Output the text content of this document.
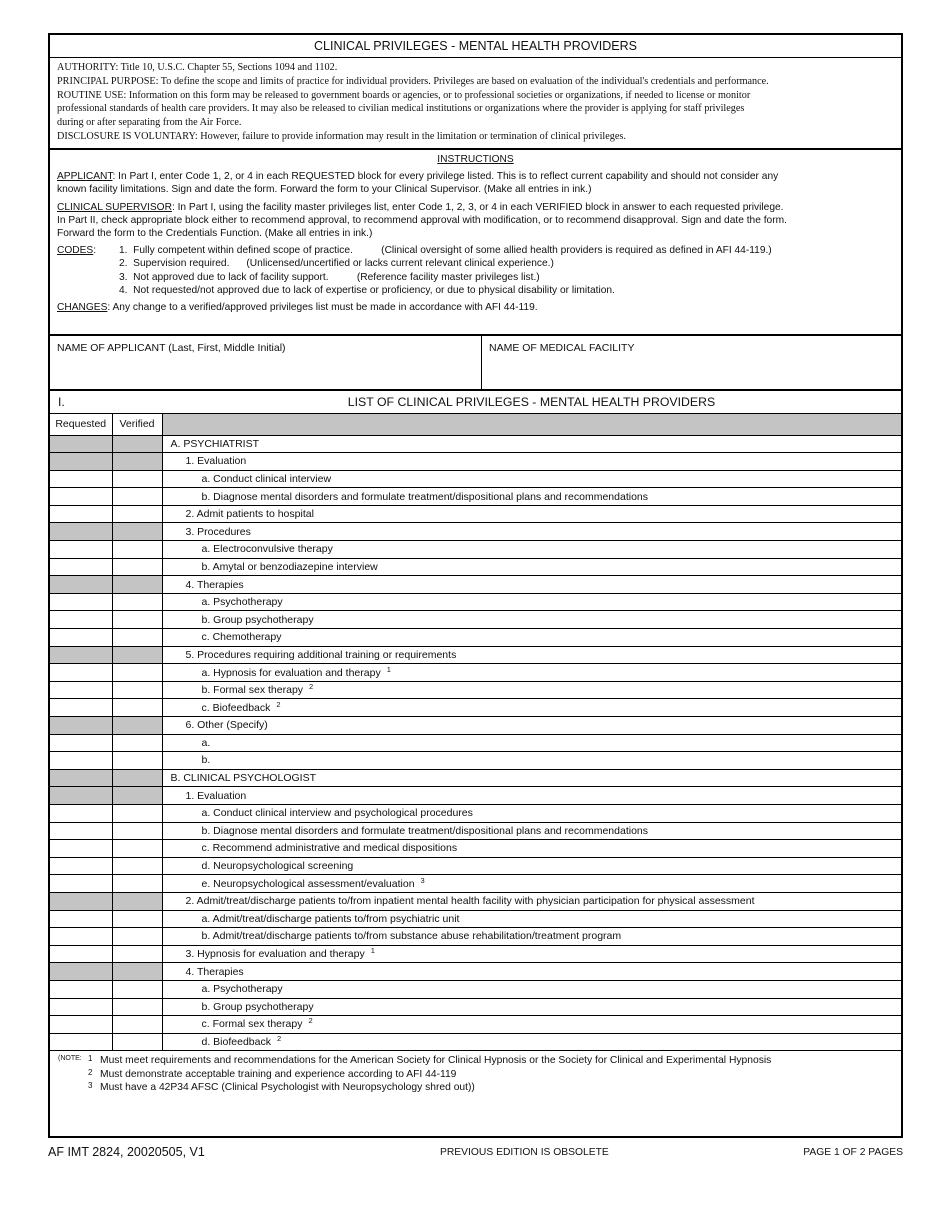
CLINICAL PRIVILEGES - MENTAL HEALTH PROVIDERS

AUTHORITY: Title 10, U.S.C. Chapter 55, Sections 1094 and 1102.

PRINCIPAL PURPOSE: To define the scope and limits of practice for individual providers. Privileges are based on evaluation of the individual's credentials and performance.

ROUTINE USE: Information on this form may be released to government boards or agencies, or to professional societies or organizations, if needed to license or monitor

professional standards of health care providers. It may also be released to civilian medical institutions or organizations where the provider is applying for staff privileges

during or after separating from the Air Force.

DISCLOSURE IS VOLUNTARY: However, failure to provide information may result in the limitation or termination of clinical privileges.

INSTRUCTIONS

APPLICANT: In Part I, enter Code 1, 2, or 4 in each REQUESTED block for every privilege listed. This is to reflect current capability and should not consider any

known facility limitations. Sign and date the form. Forward the form to your Clinical Supervisor. (Make all entries in ink.)

CLINICAL SUPERVISOR: In Part I, using the facility master privileges list, enter Code 1, 2, 3, or 4 in each VERIFIED block in answer to each requested privilege.

In Part II, check appropriate block either to recommend approval, to recommend approval with modification, or to recommend disapproval. Sign and date the form.

Forward the form to the Credentials Function. (Make all entries in ink.)

CODES:	1.  Fully competent within defined scope of practice.          (Clinical oversight of some allied health providers is required as defined in AFI 44-119.)
2.  Supervision required.      (Unlicensed/uncertified or lacks current relevant clinical experience.)
3.  Not approved due to lack of facility support.          (Reference facility master privileges list.)
4.  Not requested/not approved due to lack of expertise or proficiency, or due to physical disability or limitation.

CHANGES: Any change to a verified/approved privileges list must be made in accordance with AFI 44-119.

NAME OF APPLICANT (Last, First, Middle Initial)	NAME OF MEDICAL FACILITY
I.	LIST OF CLINICAL PRIVILEGES - MENTAL HEALTH PROVIDERS
Requested	Verified	
		A. PSYCHIATRIST
		1. Evaluation
		a. Conduct clinical interview
		b. Diagnose mental disorders and formulate treatment/dispositional plans and recommendations
		2. Admit patients to hospital
		3. Procedures
		a. Electroconvulsive therapy
		b. Amytal or benzodiazepine interview
		4. Therapies
		a. Psychotherapy
		b. Group psychotherapy
		c. Chemotherapy
		5. Procedures requiring additional training or requirements
		a. Hypnosis for evaluation and therapy $^1$
		b. Formal sex therapy $^2$
		c. Biofeedback $^2$
		6. Other (Specify)
		a.
		b.
		B. CLINICAL PSYCHOLOGIST
		1. Evaluation
		a. Conduct clinical interview and psychological procedures
		b. Diagnose mental disorders and formulate treatment/dispositional plans and recommendations
		c. Recommend administrative and medical dispositions
		d. Neuropsychological screening
		e. Neuropsychological assessment/evaluation $^3$
		2. Admit/treat/discharge patients to/from inpatient mental health facility with physician participation for physical assessment
		a. Admit/treat/discharge patients to/from psychiatric unit
		b. Admit/treat/discharge patients to/from substance abuse rehabilitation/treatment program
		3. Hypnosis for evaluation and therapy $^1$
		4. Therapies
		a. Psychotherapy
		b. Group psychotherapy
		c. Formal sex therapy $^2$
		d. Biofeedback $^2$
(NOTE: 1 Must meet requirements and recommendations for the American Society for Clinical Hypnosis or the Society for Clinical and Experimental Hypnosis
2 Must demonstrate acceptable training and experience according to AFI 44-119
3 Must have a 42P34 AFSC (Clinical Psychologist with Neuropsychology shred out))
AF IMT 2824, 20020505, V1	PREVIOUS EDITION IS OBSOLETE	PAGE 1 OF 2 PAGES
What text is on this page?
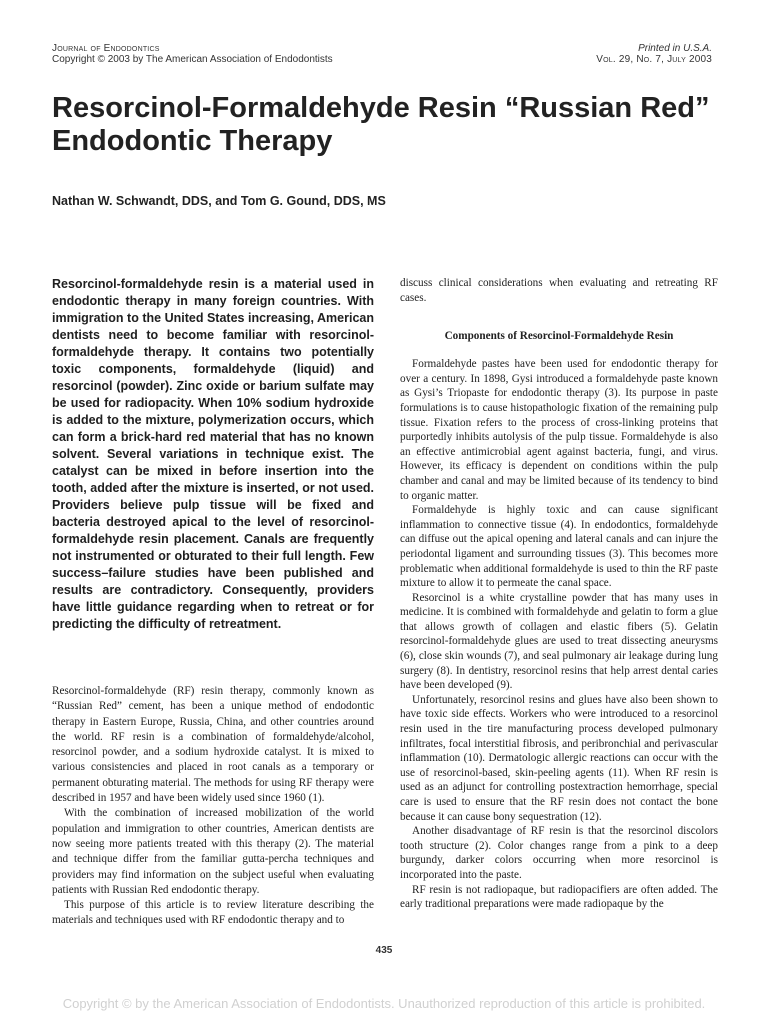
Journal of Endodontics
Copyright © 2003 by The American Association of Endodontists
Printed in U.S.A.
Vol. 29, No. 7, July 2003
Resorcinol-Formaldehyde Resin “Russian Red” Endodontic Therapy
Nathan W. Schwandt, DDS, and Tom G. Gound, DDS, MS
Resorcinol-formaldehyde resin is a material used in endodontic therapy in many foreign countries. With immigration to the United States increasing, American dentists need to become familiar with resorcinol-formaldehyde therapy. It contains two potentially toxic components, formaldehyde (liquid) and resorcinol (powder). Zinc oxide or barium sulfate may be used for radiopacity. When 10% sodium hydroxide is added to the mixture, polymerization occurs, which can form a brick-hard red material that has no known solvent. Several variations in technique exist. The catalyst can be mixed in before insertion into the tooth, added after the mixture is inserted, or not used. Providers believe pulp tissue will be fixed and bacteria destroyed apical to the level of resorcinol-formaldehyde resin placement. Canals are frequently not instrumented or obturated to their full length. Few success–failure studies have been published and results are contradictory. Consequently, providers have little guidance regarding when to retreat or for predicting the difficulty of retreatment.

Resorcinol-formaldehyde (RF) resin therapy, commonly known as “Russian Red” cement, has been a unique method of endodontic therapy in Eastern Europe, Russia, China, and other countries around the world. RF resin is a combination of formaldehyde/alcohol, resorcinol powder, and a sodium hydroxide catalyst. It is mixed to various consistencies and placed in root canals as a temporary or permanent obturating material. The methods for using RF therapy were described in 1957 and have been widely used since 1960 (1).

With the combination of increased mobilization of the world population and immigration to other countries, American dentists are now seeing more patients treated with this therapy (2). The material and technique differ from the familiar gutta-percha techniques and providers may find information on the subject useful when evaluating patients with Russian Red endodontic therapy.

This purpose of this article is to review literature describing the materials and techniques used with RF endodontic therapy and to

discuss clinical considerations when evaluating and retreating RF cases.

Components of Resorcinol-Formaldehyde Resin

Formaldehyde pastes have been used for endodontic therapy for over a century. In 1898, Gysi introduced a formaldehyde paste known as Gysi’s Triopaste for endodontic therapy (3). Its purpose in paste formulations is to cause histopathologic fixation of the remaining pulp tissue. Fixation refers to the process of cross-linking proteins that purportedly inhibits autolysis of the pulp tissue. Formaldehyde is also an effective antimicrobial agent against bacteria, fungi, and virus. However, its efficacy is dependent on conditions within the pulp chamber and canal and may be limited because of its tendency to bind to organic matter.

Formaldehyde is highly toxic and can cause significant inflammation to connective tissue (4). In endodontics, formaldehyde can diffuse out the apical opening and lateral canals and can injure the periodontal ligament and surrounding tissues (3). This becomes more problematic when additional formaldehyde is used to thin the RF paste mixture to allow it to permeate the canal space.

Resorcinol is a white crystalline powder that has many uses in medicine. It is combined with formaldehyde and gelatin to form a glue that allows growth of collagen and elastic fibers (5). Gelatin resorcinol-formaldehyde glues are used to treat dissecting aneurysms (6), close skin wounds (7), and seal pulmonary air leakage during lung surgery (8). In dentistry, resorcinol resins that help arrest dental caries have been developed (9).

Unfortunately, resorcinol resins and glues have also been shown to have toxic side effects. Workers who were introduced to a resorcinol resin used in the tire manufacturing process developed pulmonary infiltrates, focal interstitial fibrosis, and peribronchial and perivascular inflammation (10). Dermatologic allergic reactions can occur with the use of resorcinol-based, skin-peeling agents (11). When RF resin is used as an adjunct for controlling postextraction hemorrhage, special care is used to ensure that the RF resin does not contact the bone because it can cause bony sequestration (12).

Another disadvantage of RF resin is that the resorcinol discolors tooth structure (2). Color changes range from a pink to a deep burgundy, darker colors occurring when more resorcinol is incorporated into the paste.

RF resin is not radiopaque, but radiopacifiers are often added. The early traditional preparations were made radiopaque by the

435
Copyright © by the American Association of Endodontists. Unauthorized reproduction of this article is prohibited.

-=-=-=-=-

▶ _What the task asks_
Look through the entries above. Copy out every line holding the word "date".

▶ _Finished exercise_
known facility limitations. Sign and date the form. Forward the form to your Clinical Supervisor. (Make all entries in ink.)
In Part II, check appropriate block either to recommend approval, to recommend approval with modification, or to recommend disapproval. Sign and date the form.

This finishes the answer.